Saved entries
= = =
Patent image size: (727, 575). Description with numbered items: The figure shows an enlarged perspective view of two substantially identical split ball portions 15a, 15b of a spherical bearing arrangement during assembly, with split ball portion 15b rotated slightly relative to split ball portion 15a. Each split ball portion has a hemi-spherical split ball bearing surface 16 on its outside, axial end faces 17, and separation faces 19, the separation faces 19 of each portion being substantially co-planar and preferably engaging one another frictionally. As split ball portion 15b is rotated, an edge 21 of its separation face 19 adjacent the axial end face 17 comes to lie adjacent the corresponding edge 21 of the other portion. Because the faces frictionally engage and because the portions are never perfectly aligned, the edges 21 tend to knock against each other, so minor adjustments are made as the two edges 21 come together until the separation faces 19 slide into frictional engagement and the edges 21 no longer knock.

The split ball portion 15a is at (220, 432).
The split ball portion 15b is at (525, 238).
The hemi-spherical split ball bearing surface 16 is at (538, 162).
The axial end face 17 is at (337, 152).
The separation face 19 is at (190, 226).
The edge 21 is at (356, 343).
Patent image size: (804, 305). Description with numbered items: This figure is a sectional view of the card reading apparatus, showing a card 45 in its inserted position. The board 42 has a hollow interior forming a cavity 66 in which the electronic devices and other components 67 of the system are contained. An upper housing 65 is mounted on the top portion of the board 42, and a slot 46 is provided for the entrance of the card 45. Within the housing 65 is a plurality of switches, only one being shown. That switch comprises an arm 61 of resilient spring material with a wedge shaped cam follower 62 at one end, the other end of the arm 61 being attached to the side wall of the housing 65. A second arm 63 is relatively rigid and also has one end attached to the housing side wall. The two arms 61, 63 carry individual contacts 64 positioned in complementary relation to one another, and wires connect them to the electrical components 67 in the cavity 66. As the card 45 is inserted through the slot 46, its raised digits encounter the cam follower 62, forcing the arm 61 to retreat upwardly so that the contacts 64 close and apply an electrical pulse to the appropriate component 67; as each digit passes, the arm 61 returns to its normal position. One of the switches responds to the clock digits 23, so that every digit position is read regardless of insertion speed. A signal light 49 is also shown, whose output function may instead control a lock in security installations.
= = =
What to work on: Can you lay out every line of the records above as a numbered list, leaving out the blank lines?

Answer below:
1. Patent image size: (727, 575). Description with numbered items: The figure shows an enlarged perspective view of two substantially identical split ball portions 15a, 15b of a spherical bearing arrangement during assembly, with split ball portion 15b rotated slightly relative to split ball portion 15a. Each split ball portion has a hemi-spherical split ball bearing surface 16 on its outside, axial end faces 17, and separation faces 19, the separation faces 19 of each portion being substantially co-planar and preferably engaging one another frictionally. As split ball portion 15b is rotated, an edge 21 of its separation face 19 adjacent the axial end face 17 comes to lie adjacent the corresponding edge 21 of the other portion. Because the faces frictionally engage and because the portions are never perfectly aligned, the edges 21 tend to knock against each other, so minor adjustments are made as the two edges 21 come together until the separation faces 19 slide into frictional engagement and the edges 21 no longer knock.
2. The split ball portion 15a is at (220, 432).
3. The split ball portion 15b is at (525, 238).
4. The hemi-spherical split ball bearing surface 16 is at (538, 162).
5. The axial end face 17 is at (337, 152).
6. The separation face 19 is at (190, 226).
7. The edge 21 is at (356, 343).
8. Patent image size: (804, 305). Description with numbered items: This figure is a sectional view of the card reading apparatus, showing a card 45 in its inserted position. The board 42 has a hollow interior forming a cavity 66 in which the electronic devices and other components 67 of the system are contained. An upper housing 65 is mounted on the top portion of the board 42, and a slot 46 is provided for the entrance of the card 45. Within the housing 65 is a plurality of switches, only one being shown. That switch comprises an arm 61 of resilient spring material with a wedge shaped cam follower 62 at one end, the other end of the arm 61 being attached to the side wall of the housing 65. A second arm 63 is relatively rigid and also has one end attached to the housing side wall. The two arms 61, 63 carry individual contacts 64 positioned in complementary relation to one another, and wires connect them to the electrical components 67 in the cavity 66. As the card 45 is inserted through the slot 46, its raised digits encounter the cam follower 62, forcing the arm 61 to retreat upwardly so that the contacts 64 close and apply an electrical pulse to the appropriate component 67; as each digit passes, the arm 61 returns to its normal position. One of the switches responds to the clock digits 23, so that every digit position is read regardless of insertion speed. A signal light 49 is also shown, whose output function may instead control a lock in security installations.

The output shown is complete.